_Task description:_
A faithful transcription of all the data is required.

_Dataset excerpt:_

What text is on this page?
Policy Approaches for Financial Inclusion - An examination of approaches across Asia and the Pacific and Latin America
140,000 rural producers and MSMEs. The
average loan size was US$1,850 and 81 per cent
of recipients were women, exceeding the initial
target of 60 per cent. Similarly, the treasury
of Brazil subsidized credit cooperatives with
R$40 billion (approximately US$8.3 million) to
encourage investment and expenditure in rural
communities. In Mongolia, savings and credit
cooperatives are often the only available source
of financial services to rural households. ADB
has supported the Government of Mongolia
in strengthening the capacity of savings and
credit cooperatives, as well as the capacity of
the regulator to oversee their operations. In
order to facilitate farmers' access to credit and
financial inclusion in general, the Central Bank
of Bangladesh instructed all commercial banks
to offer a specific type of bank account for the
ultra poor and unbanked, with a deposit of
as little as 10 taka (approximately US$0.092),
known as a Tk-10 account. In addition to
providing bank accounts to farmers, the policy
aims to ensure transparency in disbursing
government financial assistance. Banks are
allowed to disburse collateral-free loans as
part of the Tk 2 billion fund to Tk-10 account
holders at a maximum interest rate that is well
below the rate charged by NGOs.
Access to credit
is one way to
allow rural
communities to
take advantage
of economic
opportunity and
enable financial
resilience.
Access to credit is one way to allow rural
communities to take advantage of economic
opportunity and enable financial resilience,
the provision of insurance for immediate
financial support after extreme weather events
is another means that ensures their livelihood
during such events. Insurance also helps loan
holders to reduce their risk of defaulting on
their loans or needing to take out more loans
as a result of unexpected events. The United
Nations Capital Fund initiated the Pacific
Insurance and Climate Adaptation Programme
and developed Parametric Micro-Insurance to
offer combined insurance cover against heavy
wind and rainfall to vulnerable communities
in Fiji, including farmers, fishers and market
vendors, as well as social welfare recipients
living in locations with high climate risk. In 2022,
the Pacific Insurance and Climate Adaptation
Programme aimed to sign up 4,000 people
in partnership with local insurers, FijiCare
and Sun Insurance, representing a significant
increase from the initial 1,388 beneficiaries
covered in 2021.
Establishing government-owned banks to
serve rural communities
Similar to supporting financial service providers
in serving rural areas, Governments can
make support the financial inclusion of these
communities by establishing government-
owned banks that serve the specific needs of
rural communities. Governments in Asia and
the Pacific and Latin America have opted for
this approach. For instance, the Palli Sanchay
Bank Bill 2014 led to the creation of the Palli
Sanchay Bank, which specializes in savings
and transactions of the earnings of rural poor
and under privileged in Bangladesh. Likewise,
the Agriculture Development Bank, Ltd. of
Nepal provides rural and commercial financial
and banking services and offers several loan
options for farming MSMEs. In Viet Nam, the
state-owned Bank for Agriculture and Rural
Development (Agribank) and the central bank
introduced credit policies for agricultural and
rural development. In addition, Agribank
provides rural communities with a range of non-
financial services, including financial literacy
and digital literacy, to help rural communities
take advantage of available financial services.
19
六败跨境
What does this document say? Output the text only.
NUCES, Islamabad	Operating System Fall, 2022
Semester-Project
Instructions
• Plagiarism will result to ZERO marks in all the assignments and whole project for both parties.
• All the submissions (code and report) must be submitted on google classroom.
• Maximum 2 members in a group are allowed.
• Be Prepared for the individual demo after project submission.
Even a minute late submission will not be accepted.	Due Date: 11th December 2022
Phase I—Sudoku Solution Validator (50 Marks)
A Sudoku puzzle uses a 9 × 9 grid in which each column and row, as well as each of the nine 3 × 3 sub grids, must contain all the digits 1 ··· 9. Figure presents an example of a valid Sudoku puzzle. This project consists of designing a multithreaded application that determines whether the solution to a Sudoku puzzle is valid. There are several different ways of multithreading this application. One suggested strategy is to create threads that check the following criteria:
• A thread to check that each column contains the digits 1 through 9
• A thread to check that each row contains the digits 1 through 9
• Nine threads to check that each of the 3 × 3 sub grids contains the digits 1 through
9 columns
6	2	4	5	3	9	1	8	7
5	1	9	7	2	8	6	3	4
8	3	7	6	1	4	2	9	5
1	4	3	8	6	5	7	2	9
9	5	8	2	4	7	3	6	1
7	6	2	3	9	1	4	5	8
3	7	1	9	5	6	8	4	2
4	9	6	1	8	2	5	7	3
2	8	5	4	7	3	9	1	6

_Exercise result:_
What text is on this page?
Policy Approaches for Financial Inclusion - An examination of approaches across Asia and the Pacific and Latin America
140,000 rural producers and MSMEs. The
average loan size was US$1,850 and 81 per cent
of recipients were women, exceeding the initial
target of 60 per cent. Similarly, the treasury
of Brazil subsidized credit cooperatives with
R$40 billion (approximately US$8.3 million) to
encourage investment and expenditure in rural
communities. In Mongolia, savings and credit
cooperatives are often the only available source
of financial services to rural households. ADB
has supported the Government of Mongolia
in strengthening the capacity of savings and
credit cooperatives, as well as the capacity of
the regulator to oversee their operations. In
order to facilitate farmers' access to credit and
financial inclusion in general, the Central Bank
of Bangladesh instructed all commercial banks
to offer a specific type of bank account for the
ultra poor and unbanked, with a deposit of
as little as 10 taka (approximately US$0.092),
known as a Tk-10 account. In addition to
providing bank accounts to farmers, the policy
aims to ensure transparency in disbursing
government financial assistance. Banks are
allowed to disburse collateral-free loans as
part of the Tk 2 billion fund to Tk-10 account
holders at a maximum interest rate that is well
below the rate charged by NGOs.
Access to credit
is one way to
allow rural
communities to
take advantage
of economic
opportunity and
enable financial
resilience.
Access to credit is one way to allow rural
communities to take advantage of economic
opportunity and enable financial resilience,
the provision of insurance for immediate
financial support after extreme weather events
is another means that ensures their livelihood
during such events. Insurance also helps loan
holders to reduce their risk of defaulting on
their loans or needing to take out more loans
as a result of unexpected events. The United
Nations Capital Fund initiated the Pacific
Insurance and Climate Adaptation Programme
and developed Parametric Micro-Insurance to
offer combined insurance cover against heavy
wind and rainfall to vulnerable communities
in Fiji, including farmers, fishers and market
vendors, as well as social welfare recipients
living in locations with high climate risk. In 2022,
the Pacific Insurance and Climate Adaptation
Programme aimed to sign up 4,000 people
in partnership with local insurers, FijiCare
and Sun Insurance, representing a significant
increase from the initial 1,388 beneficiaries
covered in 2021.
Establishing government-owned banks to
serve rural communities
Similar to supporting financial service providers
in serving rural areas, Governments can
make support the financial inclusion of these
communities by establishing government-
owned banks that serve the specific needs of
rural communities. Governments in Asia and
the Pacific and Latin America have opted for
this approach. For instance, the Palli Sanchay
Bank Bill 2014 led to the creation of the Palli
Sanchay Bank, which specializes in savings
and transactions of the earnings of rural poor
and under privileged in Bangladesh. Likewise,
the Agriculture Development Bank, Ltd. of
Nepal provides rural and commercial financial
and banking services and offers several loan
options for farming MSMEs. In Viet Nam, the
state-owned Bank for Agriculture and Rural
Development (Agribank) and the central bank
introduced credit policies for agricultural and
rural development. In addition, Agribank
provides rural communities with a range of non-
financial services, including financial literacy
and digital literacy, to help rural communities
take advantage of available financial services.
19
六败跨境
What does this document say? Output the text only.
NUCES, Islamabad	Operating System Fall, 2022
Semester-Project
Instructions
• Plagiarism will result to ZERO marks in all the assignments and whole project for both parties.
• All the submissions (code and report) must be submitted on google classroom.
• Maximum 2 members in a group are allowed.
• Be Prepared for the individual demo after project submission.
Even a minute late submission will not be accepted.	Due Date: 11th December 2022
Phase I—Sudoku Solution Validator (50 Marks)
A Sudoku puzzle uses a 9 × 9 grid in which each column and row, as well as each of the nine 3 × 3 sub grids, must contain all the digits 1 ··· 9. Figure presents an example of a valid Sudoku puzzle. This project consists of designing a multithreaded application that determines whether the solution to a Sudoku puzzle is valid. There are several different ways of multithreading this application. One suggested strategy is to create threads that check the following criteria:
• A thread to check that each column contains the digits 1 through 9
• A thread to check that each row contains the digits 1 through 9
• Nine threads to check that each of the 3 × 3 sub grids contains the digits 1 through
9 columns
6	2	4	5	3	9	1	8	7
5	1	9	7	2	8	6	3	4
8	3	7	6	1	4	2	9	5
1	4	3	8	6	5	7	2	9
9	5	8	2	4	7	3	6	1
7	6	2	3	9	1	4	5	8
3	7	1	9	5	6	8	4	2
4	9	6	1	8	2	5	7	3
2	8	5	4	7	3	9	1	6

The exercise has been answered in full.